◆ PROBLEM DETAILS: Spot each line that carries the word "title"; copy those lines.

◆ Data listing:
________________________
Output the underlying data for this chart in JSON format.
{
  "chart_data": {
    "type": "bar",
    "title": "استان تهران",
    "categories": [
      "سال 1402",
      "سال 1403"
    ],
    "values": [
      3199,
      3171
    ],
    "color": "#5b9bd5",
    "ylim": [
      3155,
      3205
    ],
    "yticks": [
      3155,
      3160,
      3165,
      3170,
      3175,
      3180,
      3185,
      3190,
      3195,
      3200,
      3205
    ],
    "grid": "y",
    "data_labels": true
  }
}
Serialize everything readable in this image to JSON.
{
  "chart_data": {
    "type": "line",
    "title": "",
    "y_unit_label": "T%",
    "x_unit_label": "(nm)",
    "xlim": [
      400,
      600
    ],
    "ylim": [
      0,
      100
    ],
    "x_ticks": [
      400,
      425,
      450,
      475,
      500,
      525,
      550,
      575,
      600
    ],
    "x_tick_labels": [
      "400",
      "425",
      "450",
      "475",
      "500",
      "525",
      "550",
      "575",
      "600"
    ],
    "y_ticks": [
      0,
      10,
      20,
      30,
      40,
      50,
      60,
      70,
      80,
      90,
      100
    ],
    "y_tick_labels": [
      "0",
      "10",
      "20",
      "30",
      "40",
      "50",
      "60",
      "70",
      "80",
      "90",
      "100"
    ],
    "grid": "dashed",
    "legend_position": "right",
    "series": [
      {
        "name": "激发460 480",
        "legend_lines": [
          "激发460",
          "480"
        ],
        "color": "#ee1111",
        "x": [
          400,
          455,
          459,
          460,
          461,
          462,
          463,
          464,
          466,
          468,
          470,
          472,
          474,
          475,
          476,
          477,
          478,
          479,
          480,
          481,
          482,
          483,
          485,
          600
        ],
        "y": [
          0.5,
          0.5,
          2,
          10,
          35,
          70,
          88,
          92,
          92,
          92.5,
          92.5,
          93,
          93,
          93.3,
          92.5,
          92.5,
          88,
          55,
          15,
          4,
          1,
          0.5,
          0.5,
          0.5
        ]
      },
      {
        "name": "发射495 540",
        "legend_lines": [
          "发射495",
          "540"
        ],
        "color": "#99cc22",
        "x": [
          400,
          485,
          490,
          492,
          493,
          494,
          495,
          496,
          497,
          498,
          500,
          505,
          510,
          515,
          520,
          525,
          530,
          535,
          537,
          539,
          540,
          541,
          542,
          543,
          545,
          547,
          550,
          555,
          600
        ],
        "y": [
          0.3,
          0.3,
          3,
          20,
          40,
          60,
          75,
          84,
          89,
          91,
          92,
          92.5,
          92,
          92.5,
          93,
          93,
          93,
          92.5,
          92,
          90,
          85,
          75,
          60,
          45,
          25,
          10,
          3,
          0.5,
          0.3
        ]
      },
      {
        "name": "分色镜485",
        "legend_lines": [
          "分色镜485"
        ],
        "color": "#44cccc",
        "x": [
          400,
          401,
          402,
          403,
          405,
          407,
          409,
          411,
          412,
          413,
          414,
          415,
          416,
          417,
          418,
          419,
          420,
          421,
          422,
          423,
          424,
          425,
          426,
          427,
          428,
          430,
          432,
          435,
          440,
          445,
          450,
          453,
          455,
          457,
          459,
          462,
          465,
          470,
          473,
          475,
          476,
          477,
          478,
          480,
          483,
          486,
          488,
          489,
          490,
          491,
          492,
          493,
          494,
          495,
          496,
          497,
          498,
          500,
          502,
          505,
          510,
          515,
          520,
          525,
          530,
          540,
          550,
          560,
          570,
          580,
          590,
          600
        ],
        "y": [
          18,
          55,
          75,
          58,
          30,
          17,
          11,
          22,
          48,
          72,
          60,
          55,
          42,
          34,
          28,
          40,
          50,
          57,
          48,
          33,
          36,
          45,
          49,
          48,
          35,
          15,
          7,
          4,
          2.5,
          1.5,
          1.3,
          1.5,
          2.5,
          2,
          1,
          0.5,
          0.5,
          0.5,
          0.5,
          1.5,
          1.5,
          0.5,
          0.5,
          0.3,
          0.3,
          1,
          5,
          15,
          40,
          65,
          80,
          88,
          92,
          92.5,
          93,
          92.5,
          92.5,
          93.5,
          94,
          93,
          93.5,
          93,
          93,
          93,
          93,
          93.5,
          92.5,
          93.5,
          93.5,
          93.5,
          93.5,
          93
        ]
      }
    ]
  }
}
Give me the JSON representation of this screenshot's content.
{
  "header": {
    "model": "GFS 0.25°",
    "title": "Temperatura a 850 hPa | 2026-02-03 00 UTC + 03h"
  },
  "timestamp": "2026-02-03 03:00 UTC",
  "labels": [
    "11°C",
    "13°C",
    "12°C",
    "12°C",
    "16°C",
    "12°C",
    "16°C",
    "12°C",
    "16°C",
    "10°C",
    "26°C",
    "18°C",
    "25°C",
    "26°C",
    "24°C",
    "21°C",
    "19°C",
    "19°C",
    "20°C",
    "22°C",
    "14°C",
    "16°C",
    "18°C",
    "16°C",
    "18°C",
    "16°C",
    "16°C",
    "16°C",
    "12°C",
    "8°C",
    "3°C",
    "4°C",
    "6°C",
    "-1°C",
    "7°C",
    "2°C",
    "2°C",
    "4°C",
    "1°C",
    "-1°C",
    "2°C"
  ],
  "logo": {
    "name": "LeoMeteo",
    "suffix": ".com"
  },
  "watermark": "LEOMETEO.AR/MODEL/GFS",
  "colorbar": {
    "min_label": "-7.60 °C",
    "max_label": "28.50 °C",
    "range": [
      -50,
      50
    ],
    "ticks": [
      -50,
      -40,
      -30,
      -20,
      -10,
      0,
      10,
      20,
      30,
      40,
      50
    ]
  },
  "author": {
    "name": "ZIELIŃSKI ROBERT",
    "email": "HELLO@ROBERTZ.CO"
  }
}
________________________
◆ RESPONSE BELOW:
    "title": "استان تهران",
    "title": "",
    "title": "Temperatura a 850 hPa | 2026-02-03 00 UTC + 03h"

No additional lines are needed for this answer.